Required work
Print the part of the passage on irony and boasting starting with "On the contrary, The" and going on through "they are equal.".

Source extract
<<<<

Objection 1: It seems that irony is not a less grievous sin than boasting. For each of them is a sin through forsaking truth, which is a kind of equality. But one does not forsake truth by exceeding it any more than by diminishing it. Therefore irony is not a less grievous sin than boasting.

Objection 2: Further, according to the Philosopher (Ethic. iv, 7), irony sometimes is boasting. But boasting is not irony. Therefore irony is not a less grievous sin than boasting.

Objection 3: Further, it is written (Prov. 26:25): "When he shall speak low, trust him not: because there are seven mischiefs in his heart." Now it belongs to irony to speak low. Therefore it contains a manifold wickedness.

On the contrary, The Philosopher says (Ethic. iv, 7): "Those who speak with irony and belittle themselves are more gracious, seemingly, in their manners."

I answer that, As stated above (Q[110], AA[2],4), one lie is more grievous than another, sometimes on account of the matter which it is about---thus a lie about a matter of religious doctrine is most grievous---and sometimes on account of the motive for sinning; thus a mischievous lie is more grievous than an officious or jocose lie. Now irony and boasting lie about the same matter, either by words, or by any other outward signs, namely, about matters affecting the person: so that in this respect they are equal.

>>>>

Extracted material
<<<<

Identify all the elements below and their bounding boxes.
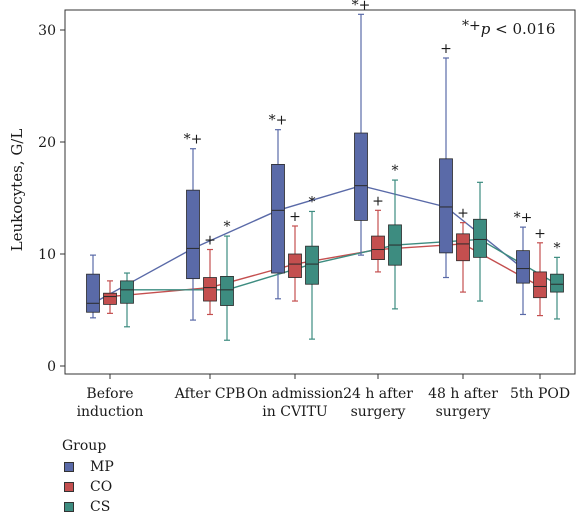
significance-marker: + xyxy=(204,233,216,249)
significance-marker: + xyxy=(372,193,384,209)
box-mp xyxy=(439,57,453,279)
significance-marker: + xyxy=(457,206,469,222)
significance-marker: + xyxy=(534,226,546,242)
significance-marker: * xyxy=(392,163,399,179)
box-mp xyxy=(186,148,200,321)
x-tick-label-line: in CVITU xyxy=(262,404,328,420)
box-body xyxy=(439,158,453,254)
annotation-symbols: *+ xyxy=(462,18,481,34)
y-tick-label: 0 xyxy=(47,359,56,375)
significance-marker: *+ xyxy=(352,0,371,13)
legend: Group MP CO CS xyxy=(62,438,114,517)
p-value-annotation: *+p < 0.016 xyxy=(462,18,555,38)
legend-label: CO xyxy=(90,479,113,495)
y-tick-label: 20 xyxy=(38,135,56,151)
box-body xyxy=(305,245,319,285)
significance-marker: *+ xyxy=(269,113,288,129)
box-co xyxy=(371,209,385,273)
y-tick-label: 30 xyxy=(38,23,56,39)
x-tick-label-line: On admission xyxy=(247,386,343,402)
significance-marker: * xyxy=(554,240,561,256)
x-tick-label-line: Before xyxy=(86,386,133,402)
box-co xyxy=(456,222,470,293)
box-body xyxy=(86,273,100,313)
box-plots xyxy=(86,13,564,341)
box-cs xyxy=(220,235,234,341)
box-mp xyxy=(86,254,100,319)
plot-frame xyxy=(64,9,576,375)
box-body xyxy=(103,292,117,305)
x-tick-label-line: surgery xyxy=(436,404,491,420)
axes: 0 10 20 30 Before induction After CPB On admiss… xyxy=(38,9,576,420)
x-tick-label: 5th POD xyxy=(510,386,570,402)
box-body xyxy=(473,218,487,258)
box-co xyxy=(203,248,217,316)
box-body xyxy=(550,273,564,293)
x-tick-label-line: 24 h after xyxy=(343,386,413,402)
box-body xyxy=(288,253,302,278)
x-tick-label-line: surgery xyxy=(351,404,406,420)
box-body xyxy=(456,233,470,262)
box-mp xyxy=(271,129,285,300)
box-co xyxy=(533,242,547,317)
box-cs xyxy=(388,179,402,310)
x-tick-label: After CPB xyxy=(174,386,246,402)
box-co xyxy=(103,280,117,314)
legend-label: CS xyxy=(90,499,111,515)
legend-item-co: CO xyxy=(64,477,114,497)
x-tick-label-line: induction xyxy=(77,404,144,420)
significance-marker: + xyxy=(289,209,301,225)
box-body xyxy=(120,280,134,304)
significance-marker: + xyxy=(440,41,452,57)
x-tick-label: 24 h after surgery xyxy=(343,386,413,420)
trendline-mp xyxy=(92,184,524,304)
legend-item-mp: MP xyxy=(64,457,114,477)
legend-swatch xyxy=(64,482,74,492)
median-trendlines xyxy=(92,184,558,304)
x-tick-label: 48 h after surgery xyxy=(428,386,498,420)
box-body xyxy=(533,271,547,299)
x-tick-label-line: After CPB xyxy=(174,386,246,402)
x-tick-label-line: 5th POD xyxy=(510,386,570,402)
annotation-p: p xyxy=(481,20,491,38)
legend-item-cs: CS xyxy=(64,497,114,517)
box-body xyxy=(371,235,385,261)
y-axis-label: Leukocytes, G/L xyxy=(8,129,26,252)
significance-marker: * xyxy=(309,194,316,210)
y-tick-label: 10 xyxy=(38,247,56,263)
x-tick-label-line: 48 h after xyxy=(428,386,498,402)
legend-swatch xyxy=(64,502,74,512)
significance-marker: *+ xyxy=(514,210,533,226)
box-body xyxy=(354,132,368,221)
significance-marker: *+ xyxy=(184,132,203,148)
legend-title: Group xyxy=(62,438,107,454)
legend-label: MP xyxy=(90,459,114,475)
legend-items: MP CO CS xyxy=(62,457,114,517)
box-co xyxy=(288,225,302,302)
significance-markers: *+*+*++*++++++**** xyxy=(184,0,561,256)
x-tick-label: On admission in CVITU xyxy=(247,386,343,420)
box-body xyxy=(516,250,530,284)
significance-marker: * xyxy=(224,219,231,235)
x-tick-label: Before induction xyxy=(77,386,144,420)
box-body xyxy=(271,163,285,274)
box-body xyxy=(186,189,200,280)
box-body xyxy=(220,275,234,306)
legend-swatch xyxy=(64,462,74,472)
box-body xyxy=(203,277,217,302)
annotation-threshold: < 0.016 xyxy=(490,20,555,38)
box-cs xyxy=(305,210,319,340)
box-mp xyxy=(354,13,368,256)
box-cs xyxy=(120,272,134,328)
box-mp xyxy=(516,226,530,316)
box-cs xyxy=(473,181,487,302)
box-cs xyxy=(550,256,564,320)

>>>>

The reply
On the contrary, The Philosopher says (Ethic. iv, 7): "Those who speak with irony and belittle themselves are more gracious, seemingly, in their manners."

I answer that, As stated above (Q[110], AA[2],4), one lie is more grievous than another, sometimes on account of the matter which it is about---thus a lie about a matter of religious doctrine is most grievous---and sometimes on account of the motive for sinning; thus a mischievous lie is more grievous than an officious or jocose lie. Now irony and boasting lie about the same matter, either by words, or by any other outward signs, namely, about matters affecting the person: so that in this respect they are equal.